====== Stored records
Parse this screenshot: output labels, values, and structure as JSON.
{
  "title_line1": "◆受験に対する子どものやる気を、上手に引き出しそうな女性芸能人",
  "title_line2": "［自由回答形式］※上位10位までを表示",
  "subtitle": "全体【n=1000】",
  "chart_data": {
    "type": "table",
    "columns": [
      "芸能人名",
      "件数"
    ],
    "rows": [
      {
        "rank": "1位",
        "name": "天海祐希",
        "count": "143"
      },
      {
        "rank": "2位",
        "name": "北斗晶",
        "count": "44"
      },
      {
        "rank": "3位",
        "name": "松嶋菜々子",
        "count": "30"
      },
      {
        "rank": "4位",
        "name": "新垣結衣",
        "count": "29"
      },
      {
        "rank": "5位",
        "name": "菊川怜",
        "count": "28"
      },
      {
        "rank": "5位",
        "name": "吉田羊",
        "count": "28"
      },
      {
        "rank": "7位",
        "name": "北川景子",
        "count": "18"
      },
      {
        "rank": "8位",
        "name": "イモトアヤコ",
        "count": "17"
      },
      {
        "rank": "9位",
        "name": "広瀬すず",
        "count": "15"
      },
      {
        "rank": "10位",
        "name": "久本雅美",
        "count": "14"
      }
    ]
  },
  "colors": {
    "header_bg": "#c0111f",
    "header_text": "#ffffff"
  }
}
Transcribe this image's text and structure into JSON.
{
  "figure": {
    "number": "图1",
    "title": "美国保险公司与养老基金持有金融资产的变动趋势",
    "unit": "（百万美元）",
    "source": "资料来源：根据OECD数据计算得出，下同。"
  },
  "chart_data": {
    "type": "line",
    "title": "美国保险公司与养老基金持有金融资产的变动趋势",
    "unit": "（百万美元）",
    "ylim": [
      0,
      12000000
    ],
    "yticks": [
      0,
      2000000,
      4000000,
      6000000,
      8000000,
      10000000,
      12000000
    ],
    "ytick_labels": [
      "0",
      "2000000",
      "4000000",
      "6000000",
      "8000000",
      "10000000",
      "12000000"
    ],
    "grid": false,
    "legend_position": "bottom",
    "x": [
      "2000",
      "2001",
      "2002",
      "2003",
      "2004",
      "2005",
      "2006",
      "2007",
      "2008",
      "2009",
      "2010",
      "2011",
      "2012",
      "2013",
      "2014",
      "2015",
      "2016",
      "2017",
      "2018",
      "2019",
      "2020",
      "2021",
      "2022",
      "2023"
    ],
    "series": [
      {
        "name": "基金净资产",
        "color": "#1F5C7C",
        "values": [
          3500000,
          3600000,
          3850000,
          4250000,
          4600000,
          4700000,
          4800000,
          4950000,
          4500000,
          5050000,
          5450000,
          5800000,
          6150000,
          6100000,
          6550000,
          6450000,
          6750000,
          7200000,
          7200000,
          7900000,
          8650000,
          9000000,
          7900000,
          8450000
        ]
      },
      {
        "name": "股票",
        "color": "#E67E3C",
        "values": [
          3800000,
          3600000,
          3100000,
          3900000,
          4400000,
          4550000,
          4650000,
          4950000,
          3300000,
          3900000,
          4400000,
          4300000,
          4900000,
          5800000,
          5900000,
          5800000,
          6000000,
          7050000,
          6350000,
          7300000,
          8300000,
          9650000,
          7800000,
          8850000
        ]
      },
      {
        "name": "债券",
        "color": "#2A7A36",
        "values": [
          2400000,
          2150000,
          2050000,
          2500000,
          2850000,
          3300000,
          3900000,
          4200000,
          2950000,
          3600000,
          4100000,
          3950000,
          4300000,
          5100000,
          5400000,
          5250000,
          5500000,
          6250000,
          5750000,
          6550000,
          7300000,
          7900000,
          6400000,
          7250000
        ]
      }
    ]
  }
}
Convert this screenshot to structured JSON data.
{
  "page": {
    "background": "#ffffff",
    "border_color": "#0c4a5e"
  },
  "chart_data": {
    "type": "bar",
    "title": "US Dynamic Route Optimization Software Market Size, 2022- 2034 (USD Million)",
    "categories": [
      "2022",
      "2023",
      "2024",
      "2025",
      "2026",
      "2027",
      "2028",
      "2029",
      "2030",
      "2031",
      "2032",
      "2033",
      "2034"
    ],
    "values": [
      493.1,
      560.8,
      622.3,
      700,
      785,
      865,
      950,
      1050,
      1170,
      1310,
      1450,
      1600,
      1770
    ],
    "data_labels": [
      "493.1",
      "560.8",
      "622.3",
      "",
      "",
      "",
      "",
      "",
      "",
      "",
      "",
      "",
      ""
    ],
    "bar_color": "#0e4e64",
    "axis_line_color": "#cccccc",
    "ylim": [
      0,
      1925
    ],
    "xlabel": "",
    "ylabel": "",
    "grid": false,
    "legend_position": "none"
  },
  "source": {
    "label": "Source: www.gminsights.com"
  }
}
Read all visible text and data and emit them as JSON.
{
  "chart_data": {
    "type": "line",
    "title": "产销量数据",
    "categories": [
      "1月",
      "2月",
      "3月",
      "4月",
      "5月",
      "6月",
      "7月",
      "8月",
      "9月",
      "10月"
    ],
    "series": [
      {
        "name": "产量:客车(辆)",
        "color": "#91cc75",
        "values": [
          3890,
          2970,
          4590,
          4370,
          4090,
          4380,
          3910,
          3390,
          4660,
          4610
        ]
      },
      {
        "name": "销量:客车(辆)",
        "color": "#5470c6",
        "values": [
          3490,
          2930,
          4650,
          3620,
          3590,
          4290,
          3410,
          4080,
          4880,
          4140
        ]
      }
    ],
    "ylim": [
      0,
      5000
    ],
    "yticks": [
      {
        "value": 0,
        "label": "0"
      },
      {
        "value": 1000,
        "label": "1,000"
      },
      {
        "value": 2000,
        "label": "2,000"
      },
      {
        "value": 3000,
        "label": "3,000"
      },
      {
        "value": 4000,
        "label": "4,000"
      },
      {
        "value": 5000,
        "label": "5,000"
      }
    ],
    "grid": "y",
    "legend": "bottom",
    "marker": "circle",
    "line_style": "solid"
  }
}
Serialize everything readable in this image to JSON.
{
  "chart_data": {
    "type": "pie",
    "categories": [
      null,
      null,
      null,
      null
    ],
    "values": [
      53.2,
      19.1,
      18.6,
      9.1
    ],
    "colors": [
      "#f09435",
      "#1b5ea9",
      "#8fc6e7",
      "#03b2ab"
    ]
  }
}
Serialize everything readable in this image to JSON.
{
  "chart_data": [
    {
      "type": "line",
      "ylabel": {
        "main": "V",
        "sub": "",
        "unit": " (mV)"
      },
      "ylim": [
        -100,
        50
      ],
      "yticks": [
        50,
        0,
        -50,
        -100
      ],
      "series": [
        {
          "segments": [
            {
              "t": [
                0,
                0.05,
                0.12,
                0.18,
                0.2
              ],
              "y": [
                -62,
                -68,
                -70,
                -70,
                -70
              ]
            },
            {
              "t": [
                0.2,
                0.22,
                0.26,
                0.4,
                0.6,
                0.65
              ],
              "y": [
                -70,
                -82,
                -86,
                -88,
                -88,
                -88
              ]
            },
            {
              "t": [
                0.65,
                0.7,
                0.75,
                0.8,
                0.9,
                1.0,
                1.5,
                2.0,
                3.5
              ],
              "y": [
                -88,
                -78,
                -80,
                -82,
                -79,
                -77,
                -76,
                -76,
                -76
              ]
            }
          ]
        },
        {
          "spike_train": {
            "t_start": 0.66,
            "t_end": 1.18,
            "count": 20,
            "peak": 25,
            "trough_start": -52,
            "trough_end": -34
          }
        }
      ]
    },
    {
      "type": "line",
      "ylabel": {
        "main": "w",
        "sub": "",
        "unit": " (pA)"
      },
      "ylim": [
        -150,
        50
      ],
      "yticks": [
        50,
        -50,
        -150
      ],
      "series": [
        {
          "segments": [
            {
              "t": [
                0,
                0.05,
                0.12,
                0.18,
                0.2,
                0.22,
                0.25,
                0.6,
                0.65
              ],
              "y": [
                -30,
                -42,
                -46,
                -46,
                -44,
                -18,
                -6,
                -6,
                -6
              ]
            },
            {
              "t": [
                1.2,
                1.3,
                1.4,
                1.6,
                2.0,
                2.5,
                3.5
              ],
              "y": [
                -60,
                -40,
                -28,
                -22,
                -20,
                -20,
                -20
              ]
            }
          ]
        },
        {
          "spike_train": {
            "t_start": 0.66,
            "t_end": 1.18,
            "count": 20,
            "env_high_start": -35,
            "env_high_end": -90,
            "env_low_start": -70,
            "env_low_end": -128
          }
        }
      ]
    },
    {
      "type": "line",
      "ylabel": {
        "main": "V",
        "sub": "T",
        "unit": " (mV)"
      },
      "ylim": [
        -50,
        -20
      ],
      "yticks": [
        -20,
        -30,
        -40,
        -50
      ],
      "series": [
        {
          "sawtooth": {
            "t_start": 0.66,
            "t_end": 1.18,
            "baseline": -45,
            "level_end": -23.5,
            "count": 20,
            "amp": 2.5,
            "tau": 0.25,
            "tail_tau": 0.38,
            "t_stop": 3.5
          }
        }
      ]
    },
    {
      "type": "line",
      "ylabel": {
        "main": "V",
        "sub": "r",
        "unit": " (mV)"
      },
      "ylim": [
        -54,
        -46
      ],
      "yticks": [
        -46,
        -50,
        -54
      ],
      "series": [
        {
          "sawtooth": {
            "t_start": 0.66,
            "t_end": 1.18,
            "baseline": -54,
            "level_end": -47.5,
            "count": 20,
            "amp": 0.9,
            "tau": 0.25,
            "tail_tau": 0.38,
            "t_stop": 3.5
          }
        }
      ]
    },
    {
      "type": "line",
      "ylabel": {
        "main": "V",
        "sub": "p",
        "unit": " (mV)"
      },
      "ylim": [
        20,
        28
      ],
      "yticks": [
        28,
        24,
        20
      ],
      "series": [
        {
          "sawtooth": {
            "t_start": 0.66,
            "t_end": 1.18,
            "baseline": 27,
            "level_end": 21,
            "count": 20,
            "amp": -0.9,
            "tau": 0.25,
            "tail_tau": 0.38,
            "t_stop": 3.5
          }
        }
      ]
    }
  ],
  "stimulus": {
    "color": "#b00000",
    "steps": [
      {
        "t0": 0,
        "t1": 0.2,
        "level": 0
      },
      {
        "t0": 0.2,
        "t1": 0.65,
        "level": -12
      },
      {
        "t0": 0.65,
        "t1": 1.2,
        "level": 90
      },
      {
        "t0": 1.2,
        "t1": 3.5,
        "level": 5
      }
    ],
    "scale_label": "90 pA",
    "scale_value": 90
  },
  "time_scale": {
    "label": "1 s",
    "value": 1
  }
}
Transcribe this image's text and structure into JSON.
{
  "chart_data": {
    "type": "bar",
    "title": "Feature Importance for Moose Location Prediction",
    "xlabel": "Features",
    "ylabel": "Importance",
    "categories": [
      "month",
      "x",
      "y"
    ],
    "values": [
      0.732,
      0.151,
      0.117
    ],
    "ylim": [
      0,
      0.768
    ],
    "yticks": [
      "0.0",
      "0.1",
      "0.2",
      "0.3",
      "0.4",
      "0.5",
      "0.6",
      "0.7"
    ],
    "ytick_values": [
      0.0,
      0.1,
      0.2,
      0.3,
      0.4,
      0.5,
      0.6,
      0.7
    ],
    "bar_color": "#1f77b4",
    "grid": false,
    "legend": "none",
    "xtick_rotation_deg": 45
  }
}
============
• **Written request**
What is the number of lines containing "Importance"? Give that number only.

• **Result below**
2